Task details >> Transcribe every record that appears below, exactly and in full.

[Saved entries]
____
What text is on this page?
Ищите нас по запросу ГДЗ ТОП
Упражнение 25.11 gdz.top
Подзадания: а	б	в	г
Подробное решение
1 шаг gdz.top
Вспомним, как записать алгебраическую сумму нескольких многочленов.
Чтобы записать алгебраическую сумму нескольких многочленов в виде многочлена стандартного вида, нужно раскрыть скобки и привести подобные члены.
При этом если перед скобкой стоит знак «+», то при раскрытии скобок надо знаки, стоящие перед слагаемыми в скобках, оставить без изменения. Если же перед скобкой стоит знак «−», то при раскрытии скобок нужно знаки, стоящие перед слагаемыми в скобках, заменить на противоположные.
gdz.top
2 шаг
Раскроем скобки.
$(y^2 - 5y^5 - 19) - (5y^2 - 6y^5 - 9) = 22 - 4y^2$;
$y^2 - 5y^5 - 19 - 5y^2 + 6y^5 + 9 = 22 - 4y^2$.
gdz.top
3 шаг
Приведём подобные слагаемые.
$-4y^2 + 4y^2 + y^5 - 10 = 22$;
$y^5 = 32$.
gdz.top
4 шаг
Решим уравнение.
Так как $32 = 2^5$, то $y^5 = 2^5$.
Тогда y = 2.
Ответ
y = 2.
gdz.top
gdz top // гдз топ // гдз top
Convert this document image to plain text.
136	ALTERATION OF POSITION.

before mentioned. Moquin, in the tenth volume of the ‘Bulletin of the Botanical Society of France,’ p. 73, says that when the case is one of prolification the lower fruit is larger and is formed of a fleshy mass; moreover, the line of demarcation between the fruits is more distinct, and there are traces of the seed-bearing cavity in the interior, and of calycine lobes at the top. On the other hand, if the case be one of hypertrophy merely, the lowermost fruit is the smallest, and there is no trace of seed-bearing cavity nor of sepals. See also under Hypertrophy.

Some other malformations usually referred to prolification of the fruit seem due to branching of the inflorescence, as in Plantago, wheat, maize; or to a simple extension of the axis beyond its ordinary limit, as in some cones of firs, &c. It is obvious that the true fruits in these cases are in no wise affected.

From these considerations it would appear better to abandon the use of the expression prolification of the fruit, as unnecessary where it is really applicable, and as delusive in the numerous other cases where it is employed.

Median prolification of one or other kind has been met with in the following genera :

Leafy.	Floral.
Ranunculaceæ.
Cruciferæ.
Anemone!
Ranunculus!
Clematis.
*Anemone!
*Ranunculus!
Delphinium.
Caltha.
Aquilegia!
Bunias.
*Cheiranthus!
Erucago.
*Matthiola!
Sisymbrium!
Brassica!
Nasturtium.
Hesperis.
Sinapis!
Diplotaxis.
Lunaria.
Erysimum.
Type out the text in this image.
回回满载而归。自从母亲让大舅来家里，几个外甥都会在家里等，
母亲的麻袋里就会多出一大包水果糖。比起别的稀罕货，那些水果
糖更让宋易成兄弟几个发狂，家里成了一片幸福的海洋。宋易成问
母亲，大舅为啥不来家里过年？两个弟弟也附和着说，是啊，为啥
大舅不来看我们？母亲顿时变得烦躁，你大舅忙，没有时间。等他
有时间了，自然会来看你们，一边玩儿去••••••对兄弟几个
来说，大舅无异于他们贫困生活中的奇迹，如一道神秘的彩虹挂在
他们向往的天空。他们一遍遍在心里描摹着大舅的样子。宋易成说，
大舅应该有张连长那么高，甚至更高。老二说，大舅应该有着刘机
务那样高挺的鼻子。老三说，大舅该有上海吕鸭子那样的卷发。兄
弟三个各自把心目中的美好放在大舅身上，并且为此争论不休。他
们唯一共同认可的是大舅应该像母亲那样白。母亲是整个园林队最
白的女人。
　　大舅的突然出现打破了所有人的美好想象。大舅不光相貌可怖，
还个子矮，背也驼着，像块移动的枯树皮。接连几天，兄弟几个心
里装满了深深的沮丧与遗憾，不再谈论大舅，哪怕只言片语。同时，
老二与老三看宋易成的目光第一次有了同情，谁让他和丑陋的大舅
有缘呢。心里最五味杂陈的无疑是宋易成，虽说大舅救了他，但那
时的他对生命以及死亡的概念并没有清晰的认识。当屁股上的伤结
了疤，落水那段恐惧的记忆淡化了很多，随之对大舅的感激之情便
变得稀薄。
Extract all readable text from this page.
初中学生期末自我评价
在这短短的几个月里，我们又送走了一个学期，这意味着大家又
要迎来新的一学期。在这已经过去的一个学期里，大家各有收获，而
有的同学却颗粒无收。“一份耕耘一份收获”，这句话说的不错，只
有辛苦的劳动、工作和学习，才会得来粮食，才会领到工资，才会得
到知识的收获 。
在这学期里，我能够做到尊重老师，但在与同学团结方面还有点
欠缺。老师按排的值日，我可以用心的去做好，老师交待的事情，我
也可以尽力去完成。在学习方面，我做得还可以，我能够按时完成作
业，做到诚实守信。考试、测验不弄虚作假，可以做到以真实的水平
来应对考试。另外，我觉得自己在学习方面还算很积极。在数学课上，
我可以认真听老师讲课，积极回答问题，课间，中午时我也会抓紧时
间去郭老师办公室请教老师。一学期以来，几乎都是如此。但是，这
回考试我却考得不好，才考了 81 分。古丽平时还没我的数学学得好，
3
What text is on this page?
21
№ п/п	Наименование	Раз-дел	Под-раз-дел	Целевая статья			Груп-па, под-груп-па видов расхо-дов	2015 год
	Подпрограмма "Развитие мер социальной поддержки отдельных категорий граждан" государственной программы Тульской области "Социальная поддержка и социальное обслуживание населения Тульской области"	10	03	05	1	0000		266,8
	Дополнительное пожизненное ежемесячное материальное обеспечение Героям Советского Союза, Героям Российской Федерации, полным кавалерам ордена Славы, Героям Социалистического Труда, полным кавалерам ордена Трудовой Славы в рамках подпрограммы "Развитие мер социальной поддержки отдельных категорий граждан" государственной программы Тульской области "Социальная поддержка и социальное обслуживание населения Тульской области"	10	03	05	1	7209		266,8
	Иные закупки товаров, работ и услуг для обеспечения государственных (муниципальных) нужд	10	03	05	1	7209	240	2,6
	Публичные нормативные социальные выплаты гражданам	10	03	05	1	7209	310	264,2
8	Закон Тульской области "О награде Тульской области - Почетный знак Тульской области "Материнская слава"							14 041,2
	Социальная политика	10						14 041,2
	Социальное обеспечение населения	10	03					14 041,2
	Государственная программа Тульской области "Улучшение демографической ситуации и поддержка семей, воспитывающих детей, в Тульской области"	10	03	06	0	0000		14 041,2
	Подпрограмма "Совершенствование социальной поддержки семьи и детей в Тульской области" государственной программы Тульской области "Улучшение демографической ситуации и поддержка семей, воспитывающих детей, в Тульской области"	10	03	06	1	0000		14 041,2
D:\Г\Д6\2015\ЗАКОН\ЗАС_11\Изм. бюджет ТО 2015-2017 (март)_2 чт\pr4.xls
____
Exercise result >>
What text is on this page?
Ищите нас по запросу ГДЗ ТОП
Упражнение 25.11 gdz.top
Подзадания: а	б	в	г
Подробное решение
1 шаг gdz.top
Вспомним, как записать алгебраическую сумму нескольких многочленов.
Чтобы записать алгебраическую сумму нескольких многочленов в виде многочлена стандартного вида, нужно раскрыть скобки и привести подобные члены.
При этом если перед скобкой стоит знак «+», то при раскрытии скобок надо знаки, стоящие перед слагаемыми в скобках, оставить без изменения. Если же перед скобкой стоит знак «−», то при раскрытии скобок нужно знаки, стоящие перед слагаемыми в скобках, заменить на противоположные.
gdz.top
2 шаг
Раскроем скобки.
$(y^2 - 5y^5 - 19) - (5y^2 - 6y^5 - 9) = 22 - 4y^2$;
$y^2 - 5y^5 - 19 - 5y^2 + 6y^5 + 9 = 22 - 4y^2$.
gdz.top
3 шаг
Приведём подобные слагаемые.
$-4y^2 + 4y^2 + y^5 - 10 = 22$;
$y^5 = 32$.
gdz.top
4 шаг
Решим уравнение.
Так как $32 = 2^5$, то $y^5 = 2^5$.
Тогда y = 2.
Ответ
y = 2.
gdz.top
gdz top // гдз топ // гдз top
Convert this document image to plain text.
136	ALTERATION OF POSITION.

before mentioned. Moquin, in the tenth volume of the ‘Bulletin of the Botanical Society of France,’ p. 73, says that when the case is one of prolification the lower fruit is larger and is formed of a fleshy mass; moreover, the line of demarcation between the fruits is more distinct, and there are traces of the seed-bearing cavity in the interior, and of calycine lobes at the top. On the other hand, if the case be one of hypertrophy merely, the lowermost fruit is the smallest, and there is no trace of seed-bearing cavity nor of sepals. See also under Hypertrophy.

Some other malformations usually referred to prolification of the fruit seem due to branching of the inflorescence, as in Plantago, wheat, maize; or to a simple extension of the axis beyond its ordinary limit, as in some cones of firs, &c. It is obvious that the true fruits in these cases are in no wise affected.

From these considerations it would appear better to abandon the use of the expression prolification of the fruit, as unnecessary where it is really applicable, and as delusive in the numerous other cases where it is employed.

Median prolification of one or other kind has been met with in the following genera :

Leafy.	Floral.
Ranunculaceæ.
Cruciferæ.
Anemone!
Ranunculus!
Clematis.
*Anemone!
*Ranunculus!
Delphinium.
Caltha.
Aquilegia!
Bunias.
*Cheiranthus!
Erucago.
*Matthiola!
Sisymbrium!
Brassica!
Nasturtium.
Hesperis.
Sinapis!
Diplotaxis.
Lunaria.
Erysimum.
Type out the text in this image.
回回满载而归。自从母亲让大舅来家里，几个外甥都会在家里等，
母亲的麻袋里就会多出一大包水果糖。比起别的稀罕货，那些水果
糖更让宋易成兄弟几个发狂，家里成了一片幸福的海洋。宋易成问
母亲，大舅为啥不来家里过年？两个弟弟也附和着说，是啊，为啥
大舅不来看我们？母亲顿时变得烦躁，你大舅忙，没有时间。等他
有时间了，自然会来看你们，一边玩儿去••••••对兄弟几个
来说，大舅无异于他们贫困生活中的奇迹，如一道神秘的彩虹挂在
他们向往的天空。他们一遍遍在心里描摹着大舅的样子。宋易成说，
大舅应该有张连长那么高，甚至更高。老二说，大舅应该有着刘机
务那样高挺的鼻子。老三说，大舅该有上海吕鸭子那样的卷发。兄
弟三个各自把心目中的美好放在大舅身上，并且为此争论不休。他
们唯一共同认可的是大舅应该像母亲那样白。母亲是整个园林队最
白的女人。
　　大舅的突然出现打破了所有人的美好想象。大舅不光相貌可怖，
还个子矮，背也驼着，像块移动的枯树皮。接连几天，兄弟几个心
里装满了深深的沮丧与遗憾，不再谈论大舅，哪怕只言片语。同时，
老二与老三看宋易成的目光第一次有了同情，谁让他和丑陋的大舅
有缘呢。心里最五味杂陈的无疑是宋易成，虽说大舅救了他，但那
时的他对生命以及死亡的概念并没有清晰的认识。当屁股上的伤结
了疤，落水那段恐惧的记忆淡化了很多，随之对大舅的感激之情便
变得稀薄。
Extract all readable text from this page.
初中学生期末自我评价
在这短短的几个月里，我们又送走了一个学期，这意味着大家又
要迎来新的一学期。在这已经过去的一个学期里，大家各有收获，而
有的同学却颗粒无收。“一份耕耘一份收获”，这句话说的不错，只
有辛苦的劳动、工作和学习，才会得来粮食，才会领到工资，才会得
到知识的收获 。
在这学期里，我能够做到尊重老师，但在与同学团结方面还有点
欠缺。老师按排的值日，我可以用心的去做好，老师交待的事情，我
也可以尽力去完成。在学习方面，我做得还可以，我能够按时完成作
业，做到诚实守信。考试、测验不弄虚作假，可以做到以真实的水平
来应对考试。另外，我觉得自己在学习方面还算很积极。在数学课上，
我可以认真听老师讲课，积极回答问题，课间，中午时我也会抓紧时
间去郭老师办公室请教老师。一学期以来，几乎都是如此。但是，这
回考试我却考得不好，才考了 81 分。古丽平时还没我的数学学得好，
3
What text is on this page?
21
№ п/п	Наименование	Раз-дел	Под-раз-дел	Целевая статья			Груп-па, под-груп-па видов расхо-дов	2015 год
	Подпрограмма "Развитие мер социальной поддержки отдельных категорий граждан" государственной программы Тульской области "Социальная поддержка и социальное обслуживание населения Тульской области"	10	03	05	1	0000		266,8
	Дополнительное пожизненное ежемесячное материальное обеспечение Героям Советского Союза, Героям Российской Федерации, полным кавалерам ордена Славы, Героям Социалистического Труда, полным кавалерам ордена Трудовой Славы в рамках подпрограммы "Развитие мер социальной поддержки отдельных категорий граждан" государственной программы Тульской области "Социальная поддержка и социальное обслуживание населения Тульской области"	10	03	05	1	7209		266,8
	Иные закупки товаров, работ и услуг для обеспечения государственных (муниципальных) нужд	10	03	05	1	7209	240	2,6
	Публичные нормативные социальные выплаты гражданам	10	03	05	1	7209	310	264,2
8	Закон Тульской области "О награде Тульской области - Почетный знак Тульской области "Материнская слава"							14 041,2
	Социальная политика	10						14 041,2
	Социальное обеспечение населения	10	03					14 041,2
	Государственная программа Тульской области "Улучшение демографической ситуации и поддержка семей, воспитывающих детей, в Тульской области"	10	03	06	0	0000		14 041,2
	Подпрограмма "Совершенствование социальной поддержки семьи и детей в Тульской области" государственной программы Тульской области "Улучшение демографической ситуации и поддержка семей, воспитывающих детей, в Тульской области"	10	03	06	1	0000		14 041,2
D:\Г\Д6\2015\ЗАКОН\ЗАС_11\Изм. бюджет ТО 2015-2017 (март)_2 чт\pr4.xls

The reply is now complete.